Exercise requirements =>
Go through the entries below and retype them exactly, omitting each picture.

— start —

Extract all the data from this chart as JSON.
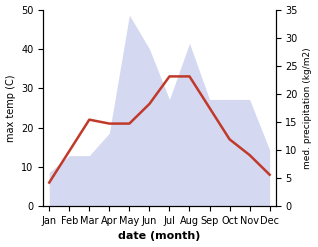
{
  "months": [
    "Jan",
    "Feb",
    "Mar",
    "Apr",
    "May",
    "Jun",
    "Jul",
    "Aug",
    "Sep",
    "Oct",
    "Nov",
    "Dec"
  ],
  "temp": [
    6,
    14,
    22,
    21,
    21,
    26,
    33,
    33,
    25,
    17,
    13,
    8
  ],
  "precip": [
    6,
    9,
    9,
    13,
    34,
    28,
    19,
    29,
    19,
    19,
    19,
    10
  ],
  "temp_color": "#c0392b",
  "precip_fill_color": "#b8c0e8",
  "left_ylim": [
    0,
    50
  ],
  "right_ylim": [
    0,
    35
  ],
  "left_yticks": [
    0,
    10,
    20,
    30,
    40,
    50
  ],
  "right_yticks": [
    0,
    5,
    10,
    15,
    20,
    25,
    30,
    35
  ],
  "xlabel": "date (month)",
  "ylabel_left": "max temp (C)",
  "ylabel_right": "med. precipitation (kg/m2)",
  "bg_color": "#ffffff",
  "line_width": 1.8
}
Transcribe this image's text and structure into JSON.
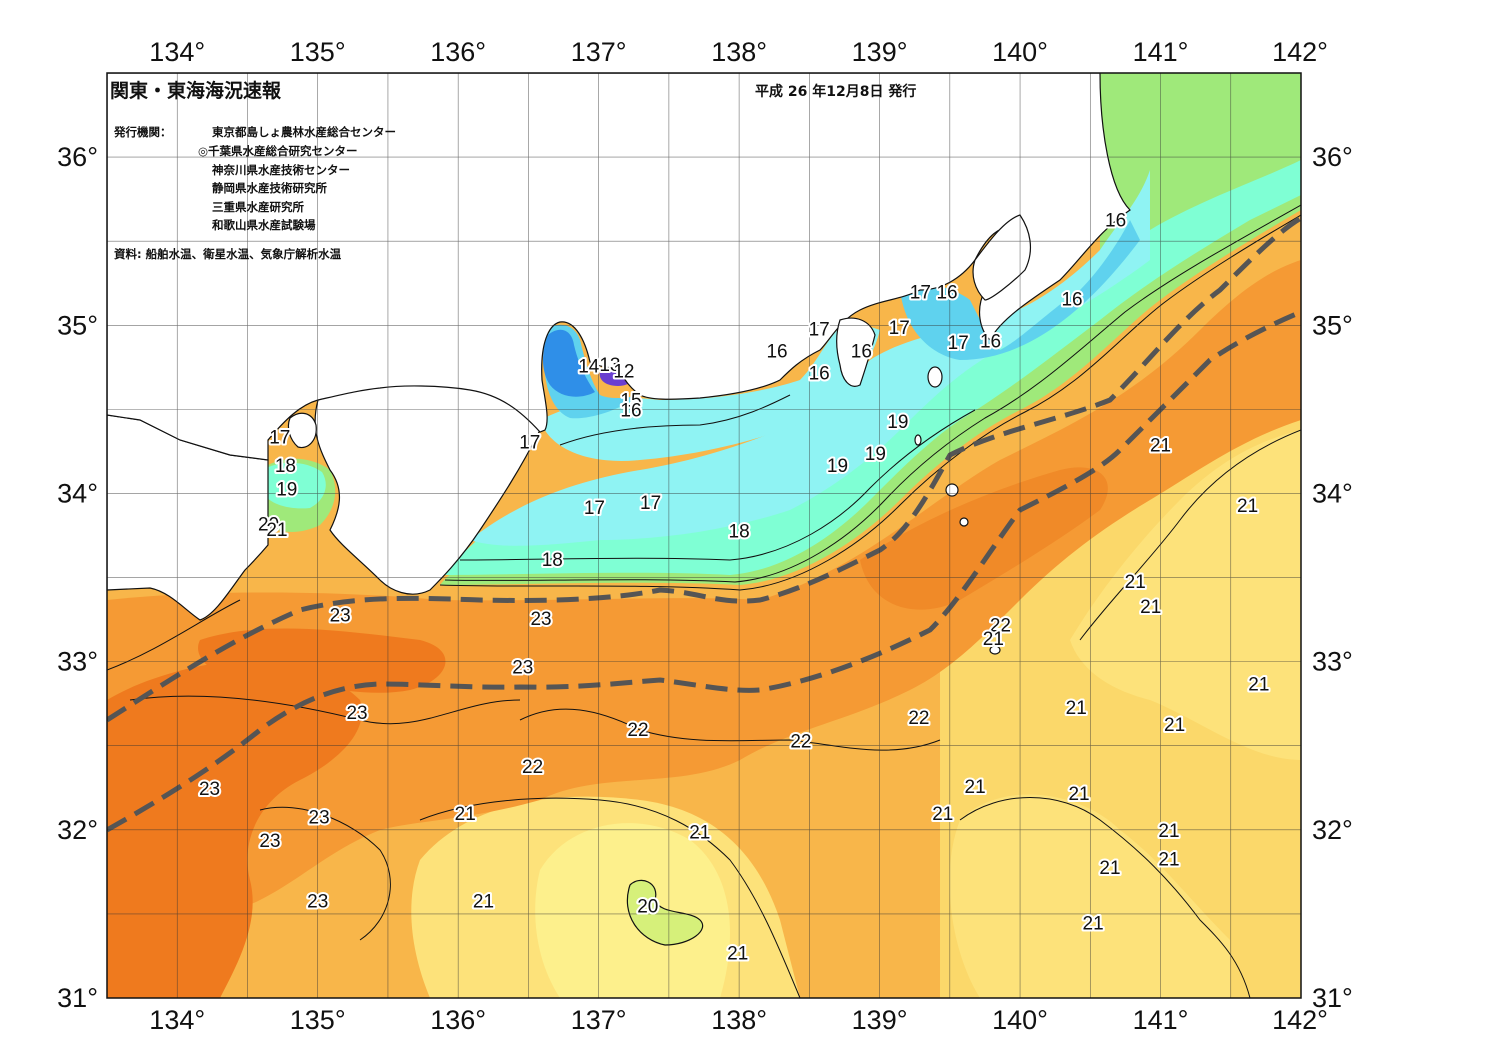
{
  "header": {
    "title": "関東・東海海況速報",
    "issue_date": "平成 26 年12月8日 発行"
  },
  "issuers": {
    "label": "発行機関：",
    "orgs": [
      "東京都島しょ農林水産総合センター",
      "◎千葉県水産総合研究センター",
      "神奈川県水産技術センター",
      "静岡県水産技術研究所",
      "三重県水産研究所",
      "和歌山県水産試験場"
    ]
  },
  "source_note": "資料: 船舶水温、衛星水温、気象庁解析水温",
  "axes": {
    "lon_labels": [
      "134°",
      "135°",
      "136°",
      "137°",
      "138°",
      "139°",
      "140°",
      "141°",
      "142°"
    ],
    "lat_labels": [
      "36°",
      "35°",
      "34°",
      "33°",
      "32°",
      "31°"
    ]
  },
  "colors": {
    "land": "#ffffff",
    "deep_orange": "#ef7a1e",
    "orange": "#f59a34",
    "light_orange": "#f8b64a",
    "yellow": "#fbd86a",
    "pale_yellow": "#fdf08c",
    "green": "#9fe97a",
    "aqua": "#7fffd4",
    "cyan": "#8ff3f3",
    "light_blue": "#5fd2ee",
    "blue": "#2f8fe8",
    "purple": "#6a3fd0",
    "kuroshio_axis": "#555555"
  },
  "isotherm_labels": [
    {
      "text": "17",
      "lon": 134.73,
      "lat": 34.34
    },
    {
      "text": "18",
      "lon": 134.77,
      "lat": 34.17
    },
    {
      "text": "19",
      "lon": 134.78,
      "lat": 34.03
    },
    {
      "text": "20",
      "lon": 134.65,
      "lat": 33.82
    },
    {
      "text": "21",
      "lon": 134.71,
      "lat": 33.79
    },
    {
      "text": "14",
      "lon": 136.93,
      "lat": 34.76
    },
    {
      "text": "13",
      "lon": 137.08,
      "lat": 34.77
    },
    {
      "text": "12",
      "lon": 137.18,
      "lat": 34.73
    },
    {
      "text": "15",
      "lon": 137.23,
      "lat": 34.56
    },
    {
      "text": "16",
      "lon": 137.23,
      "lat": 34.5
    },
    {
      "text": "17",
      "lon": 136.51,
      "lat": 34.31
    },
    {
      "text": "18",
      "lon": 136.67,
      "lat": 33.61
    },
    {
      "text": "17",
      "lon": 136.97,
      "lat": 33.92
    },
    {
      "text": "17",
      "lon": 137.37,
      "lat": 33.95
    },
    {
      "text": "18",
      "lon": 138.0,
      "lat": 33.78
    },
    {
      "text": "16",
      "lon": 138.27,
      "lat": 34.85
    },
    {
      "text": "17",
      "lon": 138.57,
      "lat": 34.98
    },
    {
      "text": "16",
      "lon": 138.57,
      "lat": 34.72
    },
    {
      "text": "16",
      "lon": 138.87,
      "lat": 34.85
    },
    {
      "text": "17",
      "lon": 139.14,
      "lat": 34.99
    },
    {
      "text": "17",
      "lon": 139.29,
      "lat": 35.2
    },
    {
      "text": "16",
      "lon": 139.48,
      "lat": 35.2
    },
    {
      "text": "17",
      "lon": 139.56,
      "lat": 34.9
    },
    {
      "text": "16",
      "lon": 139.79,
      "lat": 34.91
    },
    {
      "text": "16",
      "lon": 140.37,
      "lat": 35.16
    },
    {
      "text": "16",
      "lon": 140.68,
      "lat": 35.63
    },
    {
      "text": "19",
      "lon": 138.7,
      "lat": 34.17
    },
    {
      "text": "19",
      "lon": 139.13,
      "lat": 34.43
    },
    {
      "text": "19",
      "lon": 138.97,
      "lat": 34.24
    },
    {
      "text": "23",
      "lon": 135.16,
      "lat": 33.28
    },
    {
      "text": "23",
      "lon": 136.59,
      "lat": 33.26
    },
    {
      "text": "23",
      "lon": 136.46,
      "lat": 32.97
    },
    {
      "text": "23",
      "lon": 135.28,
      "lat": 32.7
    },
    {
      "text": "23",
      "lon": 134.23,
      "lat": 32.25
    },
    {
      "text": "23",
      "lon": 135.01,
      "lat": 32.08
    },
    {
      "text": "23",
      "lon": 134.66,
      "lat": 31.94
    },
    {
      "text": "23",
      "lon": 135.0,
      "lat": 31.58
    },
    {
      "text": "22",
      "lon": 137.28,
      "lat": 32.6
    },
    {
      "text": "22",
      "lon": 136.53,
      "lat": 32.38
    },
    {
      "text": "22",
      "lon": 138.44,
      "lat": 32.53
    },
    {
      "text": "22",
      "lon": 139.28,
      "lat": 32.67
    },
    {
      "text": "22",
      "lon": 139.86,
      "lat": 33.22
    },
    {
      "text": "21",
      "lon": 139.81,
      "lat": 33.14
    },
    {
      "text": "21",
      "lon": 136.05,
      "lat": 32.1
    },
    {
      "text": "21",
      "lon": 137.72,
      "lat": 31.99
    },
    {
      "text": "21",
      "lon": 136.18,
      "lat": 31.58
    },
    {
      "text": "20",
      "lon": 137.35,
      "lat": 31.55
    },
    {
      "text": "21",
      "lon": 137.99,
      "lat": 31.27
    },
    {
      "text": "21",
      "lon": 139.68,
      "lat": 32.26
    },
    {
      "text": "21",
      "lon": 139.45,
      "lat": 32.1
    },
    {
      "text": "21",
      "lon": 140.4,
      "lat": 32.73
    },
    {
      "text": "21",
      "lon": 140.42,
      "lat": 32.22
    },
    {
      "text": "21",
      "lon": 140.64,
      "lat": 31.78
    },
    {
      "text": "21",
      "lon": 140.52,
      "lat": 31.45
    },
    {
      "text": "21",
      "lon": 141.1,
      "lat": 32.63
    },
    {
      "text": "21",
      "lon": 141.06,
      "lat": 32.0
    },
    {
      "text": "21",
      "lon": 141.06,
      "lat": 31.83
    },
    {
      "text": "21",
      "lon": 141.7,
      "lat": 32.87
    },
    {
      "text": "21",
      "lon": 140.82,
      "lat": 33.48
    },
    {
      "text": "21",
      "lon": 140.93,
      "lat": 33.33
    },
    {
      "text": "21",
      "lon": 141.0,
      "lat": 34.29
    },
    {
      "text": "21",
      "lon": 141.62,
      "lat": 33.93
    }
  ]
}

— end —

Answer to this problem =>
Extract all the data from this chart as JSON.
{
  "months": [
    "Jan",
    "Feb",
    "Mar",
    "Apr",
    "May",
    "Jun",
    "Jul",
    "Aug",
    "Sep",
    "Oct",
    "Nov",
    "Dec"
  ],
  "temp": [
    6,
    14,
    22,
    21,
    21,
    26,
    33,
    33,
    25,
    17,
    13,
    8
  ],
  "precip": [
    6,
    9,
    9,
    13,
    34,
    28,
    19,
    29,
    19,
    19,
    19,
    10
  ],
  "temp_color": "#c0392b",
  "precip_fill_color": "#b8c0e8",
  "left_ylim": [
    0,
    50
  ],
  "right_ylim": [
    0,
    35
  ],
  "left_yticks": [
    0,
    10,
    20,
    30,
    40,
    50
  ],
  "right_yticks": [
    0,
    5,
    10,
    15,
    20,
    25,
    30,
    35
  ],
  "xlabel": "date (month)",
  "ylabel_left": "max temp (C)",
  "ylabel_right": "med. precipitation (kg/m2)",
  "bg_color": "#ffffff",
  "line_width": 1.8
}
Transcribe this image's text and structure into JSON.
{
  "header": {
    "title": "関東・東海海況速報",
    "issue_date": "平成 26 年12月8日 発行"
  },
  "issuers": {
    "label": "発行機関：",
    "orgs": [
      "東京都島しょ農林水産総合センター",
      "◎千葉県水産総合研究センター",
      "神奈川県水産技術センター",
      "静岡県水産技術研究所",
      "三重県水産研究所",
      "和歌山県水産試験場"
    ]
  },
  "source_note": "資料: 船舶水温、衛星水温、気象庁解析水温",
  "axes": {
    "lon_labels": [
      "134°",
      "135°",
      "136°",
      "137°",
      "138°",
      "139°",
      "140°",
      "141°",
      "142°"
    ],
    "lat_labels": [
      "36°",
      "35°",
      "34°",
      "33°",
      "32°",
      "31°"
    ]
  },
  "colors": {
    "land": "#ffffff",
    "deep_orange": "#ef7a1e",
    "orange": "#f59a34",
    "light_orange": "#f8b64a",
    "yellow": "#fbd86a",
    "pale_yellow": "#fdf08c",
    "green": "#9fe97a",
    "aqua": "#7fffd4",
    "cyan": "#8ff3f3",
    "light_blue": "#5fd2ee",
    "blue": "#2f8fe8",
    "purple": "#6a3fd0",
    "kuroshio_axis": "#555555"
  },
  "isotherm_labels": [
    {
      "text": "17",
      "lon": 134.73,
      "lat": 34.34
    },
    {
      "text": "18",
      "lon": 134.77,
      "lat": 34.17
    },
    {
      "text": "19",
      "lon": 134.78,
      "lat": 34.03
    },
    {
      "text": "20",
      "lon": 134.65,
      "lat": 33.82
    },
    {
      "text": "21",
      "lon": 134.71,
      "lat": 33.79
    },
    {
      "text": "14",
      "lon": 136.93,
      "lat": 34.76
    },
    {
      "text": "13",
      "lon": 137.08,
      "lat": 34.77
    },
    {
      "text": "12",
      "lon": 137.18,
      "lat": 34.73
    },
    {
      "text": "15",
      "lon": 137.23,
      "lat": 34.56
    },
    {
      "text": "16",
      "lon": 137.23,
      "lat": 34.5
    },
    {
      "text": "17",
      "lon": 136.51,
      "lat": 34.31
    },
    {
      "text": "18",
      "lon": 136.67,
      "lat": 33.61
    },
    {
      "text": "17",
      "lon": 136.97,
      "lat": 33.92
    },
    {
      "text": "17",
      "lon": 137.37,
      "lat": 33.95
    },
    {
      "text": "18",
      "lon": 138.0,
      "lat": 33.78
    },
    {
      "text": "16",
      "lon": 138.27,
      "lat": 34.85
    },
    {
      "text": "17",
      "lon": 138.57,
      "lat": 34.98
    },
    {
      "text": "16",
      "lon": 138.57,
      "lat": 34.72
    },
    {
      "text": "16",
      "lon": 138.87,
      "lat": 34.85
    },
    {
      "text": "17",
      "lon": 139.14,
      "lat": 34.99
    },
    {
      "text": "17",
      "lon": 139.29,
      "lat": 35.2
    },
    {
      "text": "16",
      "lon": 139.48,
      "lat": 35.2
    },
    {
      "text": "17",
      "lon": 139.56,
      "lat": 34.9
    },
    {
      "text": "16",
      "lon": 139.79,
      "lat": 34.91
    },
    {
      "text": "16",
      "lon": 140.37,
      "lat": 35.16
    },
    {
      "text": "16",
      "lon": 140.68,
      "lat": 35.63
    },
    {
      "text": "19",
      "lon": 138.7,
      "lat": 34.17
    },
    {
      "text": "19",
      "lon": 139.13,
      "lat": 34.43
    },
    {
      "text": "19",
      "lon": 138.97,
      "lat": 34.24
    },
    {
      "text": "23",
      "lon": 135.16,
      "lat": 33.28
    },
    {
      "text": "23",
      "lon": 136.59,
      "lat": 33.26
    },
    {
      "text": "23",
      "lon": 136.46,
      "lat": 32.97
    },
    {
      "text": "23",
      "lon": 135.28,
      "lat": 32.7
    },
    {
      "text": "23",
      "lon": 134.23,
      "lat": 32.25
    },
    {
      "text": "23",
      "lon": 135.01,
      "lat": 32.08
    },
    {
      "text": "23",
      "lon": 134.66,
      "lat": 31.94
    },
    {
      "text": "23",
      "lon": 135.0,
      "lat": 31.58
    },
    {
      "text": "22",
      "lon": 137.28,
      "lat": 32.6
    },
    {
      "text": "22",
      "lon": 136.53,
      "lat": 32.38
    },
    {
      "text": "22",
      "lon": 138.44,
      "lat": 32.53
    },
    {
      "text": "22",
      "lon": 139.28,
      "lat": 32.67
    },
    {
      "text": "22",
      "lon": 139.86,
      "lat": 33.22
    },
    {
      "text": "21",
      "lon": 139.81,
      "lat": 33.14
    },
    {
      "text": "21",
      "lon": 136.05,
      "lat": 32.1
    },
    {
      "text": "21",
      "lon": 137.72,
      "lat": 31.99
    },
    {
      "text": "21",
      "lon": 136.18,
      "lat": 31.58
    },
    {
      "text": "20",
      "lon": 137.35,
      "lat": 31.55
    },
    {
      "text": "21",
      "lon": 137.99,
      "lat": 31.27
    },
    {
      "text": "21",
      "lon": 139.68,
      "lat": 32.26
    },
    {
      "text": "21",
      "lon": 139.45,
      "lat": 32.1
    },
    {
      "text": "21",
      "lon": 140.4,
      "lat": 32.73
    },
    {
      "text": "21",
      "lon": 140.42,
      "lat": 32.22
    },
    {
      "text": "21",
      "lon": 140.64,
      "lat": 31.78
    },
    {
      "text": "21",
      "lon": 140.52,
      "lat": 31.45
    },
    {
      "text": "21",
      "lon": 141.1,
      "lat": 32.63
    },
    {
      "text": "21",
      "lon": 141.06,
      "lat": 32.0
    },
    {
      "text": "21",
      "lon": 141.06,
      "lat": 31.83
    },
    {
      "text": "21",
      "lon": 141.7,
      "lat": 32.87
    },
    {
      "text": "21",
      "lon": 140.82,
      "lat": 33.48
    },
    {
      "text": "21",
      "lon": 140.93,
      "lat": 33.33
    },
    {
      "text": "21",
      "lon": 141.0,
      "lat": 34.29
    },
    {
      "text": "21",
      "lon": 141.62,
      "lat": 33.93
    }
  ]
}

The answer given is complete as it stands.